Leave every picture out and write out the records below exactly.

▽

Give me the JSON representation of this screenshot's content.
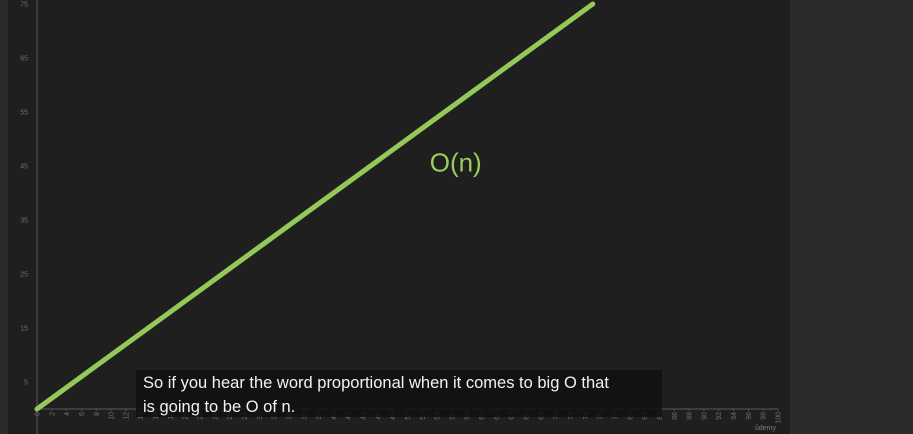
{
  "colors": {
    "curve": "#94c95a",
    "axis": "#5a5a5a",
    "tick_text": "#6f6f6f",
    "panel": "#1f1f1f"
  },
  "chart_data": {
    "type": "line",
    "title": "",
    "xlabel": "",
    "ylabel": "",
    "xlim": [
      0,
      100
    ],
    "ylim": [
      0,
      75
    ],
    "grid": false,
    "y_ticks": [
      "75",
      "65",
      "55",
      "45",
      "35",
      "25",
      "15",
      "5"
    ],
    "x_ticks": [
      "0",
      "2",
      "4",
      "6",
      "8",
      "10",
      "12",
      "14",
      "16",
      "18",
      "20",
      "22",
      "24",
      "26",
      "28",
      "30",
      "32",
      "34",
      "36",
      "38",
      "40",
      "42",
      "44",
      "46",
      "48",
      "50",
      "52",
      "54",
      "56",
      "58",
      "60",
      "62",
      "64",
      "66",
      "68",
      "70",
      "72",
      "74",
      "76",
      "78",
      "80",
      "82",
      "84",
      "86",
      "88",
      "90",
      "92",
      "94",
      "96",
      "98",
      "100"
    ],
    "series": [
      {
        "name": "O(n)",
        "x": [
          0,
          75
        ],
        "y": [
          0,
          75
        ]
      }
    ],
    "annotations": [
      {
        "text": "O(n)",
        "x": 53,
        "y": 44
      }
    ]
  },
  "caption": {
    "line1": "So if you hear the word proportional when it comes to big O that",
    "line2": "is going to be O of n."
  },
  "watermark": "ûdemy"
}
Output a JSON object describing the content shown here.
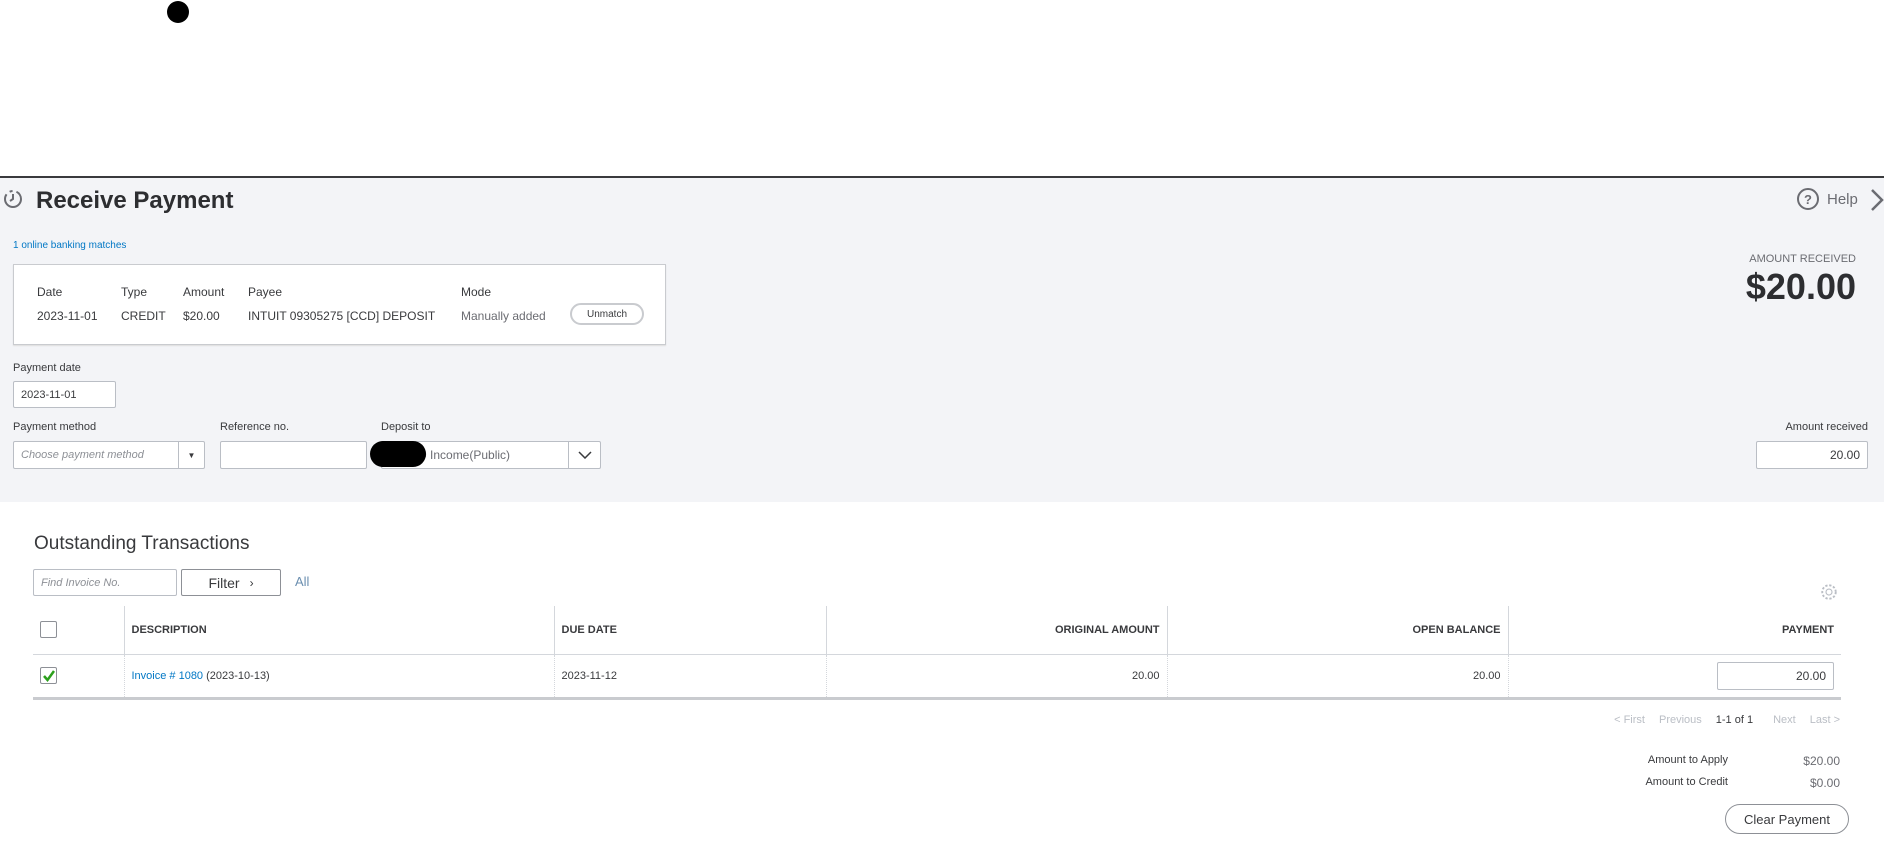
{
  "header": {
    "title": "Receive Payment",
    "help_label": "Help"
  },
  "banking": {
    "link": "1 online banking matches",
    "columns": [
      "Date",
      "Type",
      "Amount",
      "Payee",
      "Mode"
    ],
    "row": [
      "2023-11-01",
      "CREDIT",
      "$20.00",
      "INTUIT 09305275 [CCD] DEPOSIT",
      "Manually added"
    ],
    "unmatch_label": "Unmatch"
  },
  "amount_received": {
    "label": "AMOUNT RECEIVED",
    "value": "$20.00"
  },
  "form": {
    "payment_date_label": "Payment date",
    "payment_date": "2023-11-01",
    "payment_method_label": "Payment method",
    "payment_method_placeholder": "Choose payment method",
    "reference_label": "Reference no.",
    "reference_value": "",
    "deposit_label": "Deposit to",
    "deposit_value": "9 Income(Public)",
    "amount_label": "Amount received",
    "amount_value": "20.00"
  },
  "outstanding": {
    "title": "Outstanding Transactions",
    "find_placeholder": "Find Invoice No.",
    "filter_label": "Filter",
    "all_label": "All",
    "columns": [
      "DESCRIPTION",
      "DUE DATE",
      "ORIGINAL AMOUNT",
      "OPEN BALANCE",
      "PAYMENT"
    ],
    "rows": [
      {
        "checked": true,
        "invoice_link": "Invoice # 1080",
        "invoice_date": "(2023-10-13)",
        "due_date": "2023-11-12",
        "original": "20.00",
        "open_balance": "20.00",
        "payment": "20.00"
      }
    ],
    "pager": {
      "first": "< First",
      "previous": "Previous",
      "range": "1-1 of 1",
      "next": "Next",
      "last": "Last >"
    },
    "apply_label": "Amount to Apply",
    "apply_value": "$20.00",
    "credit_label": "Amount to Credit",
    "credit_value": "$0.00",
    "clear_label": "Clear Payment"
  }
}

△

> _ANSWER TO THE PROBLEM_
Give me the JSON representation of this screenshot's content.
{
  "colors": {
    "curve": "#94c95a",
    "axis": "#5a5a5a",
    "tick_text": "#6f6f6f",
    "panel": "#1f1f1f"
  },
  "chart_data": {
    "type": "line",
    "title": "",
    "xlabel": "",
    "ylabel": "",
    "xlim": [
      0,
      100
    ],
    "ylim": [
      0,
      75
    ],
    "grid": false,
    "y_ticks": [
      "75",
      "65",
      "55",
      "45",
      "35",
      "25",
      "15",
      "5"
    ],
    "x_ticks": [
      "0",
      "2",
      "4",
      "6",
      "8",
      "10",
      "12",
      "14",
      "16",
      "18",
      "20",
      "22",
      "24",
      "26",
      "28",
      "30",
      "32",
      "34",
      "36",
      "38",
      "40",
      "42",
      "44",
      "46",
      "48",
      "50",
      "52",
      "54",
      "56",
      "58",
      "60",
      "62",
      "64",
      "66",
      "68",
      "70",
      "72",
      "74",
      "76",
      "78",
      "80",
      "82",
      "84",
      "86",
      "88",
      "90",
      "92",
      "94",
      "96",
      "98",
      "100"
    ],
    "series": [
      {
        "name": "O(n)",
        "x": [
          0,
          75
        ],
        "y": [
          0,
          75
        ]
      }
    ],
    "annotations": [
      {
        "text": "O(n)",
        "x": 53,
        "y": 44
      }
    ]
  },
  "caption": {
    "line1": "So if you hear the word proportional when it comes to big O that",
    "line2": "is going to be O of n."
  },
  "watermark": "ûdemy"
}
Output a JSON object describing the content shown here.
{
  "header": {
    "title": "Receive Payment",
    "help_label": "Help"
  },
  "banking": {
    "link": "1 online banking matches",
    "columns": [
      "Date",
      "Type",
      "Amount",
      "Payee",
      "Mode"
    ],
    "row": [
      "2023-11-01",
      "CREDIT",
      "$20.00",
      "INTUIT 09305275 [CCD] DEPOSIT",
      "Manually added"
    ],
    "unmatch_label": "Unmatch"
  },
  "amount_received": {
    "label": "AMOUNT RECEIVED",
    "value": "$20.00"
  },
  "form": {
    "payment_date_label": "Payment date",
    "payment_date": "2023-11-01",
    "payment_method_label": "Payment method",
    "payment_method_placeholder": "Choose payment method",
    "reference_label": "Reference no.",
    "reference_value": "",
    "deposit_label": "Deposit to",
    "deposit_value": "9 Income(Public)",
    "amount_label": "Amount received",
    "amount_value": "20.00"
  },
  "outstanding": {
    "title": "Outstanding Transactions",
    "find_placeholder": "Find Invoice No.",
    "filter_label": "Filter",
    "all_label": "All",
    "columns": [
      "DESCRIPTION",
      "DUE DATE",
      "ORIGINAL AMOUNT",
      "OPEN BALANCE",
      "PAYMENT"
    ],
    "rows": [
      {
        "checked": true,
        "invoice_link": "Invoice # 1080",
        "invoice_date": "(2023-10-13)",
        "due_date": "2023-11-12",
        "original": "20.00",
        "open_balance": "20.00",
        "payment": "20.00"
      }
    ],
    "pager": {
      "first": "< First",
      "previous": "Previous",
      "range": "1-1 of 1",
      "next": "Next",
      "last": "Last >"
    },
    "apply_label": "Amount to Apply",
    "apply_value": "$20.00",
    "credit_label": "Amount to Credit",
    "credit_value": "$0.00",
    "clear_label": "Clear Payment"
  }
}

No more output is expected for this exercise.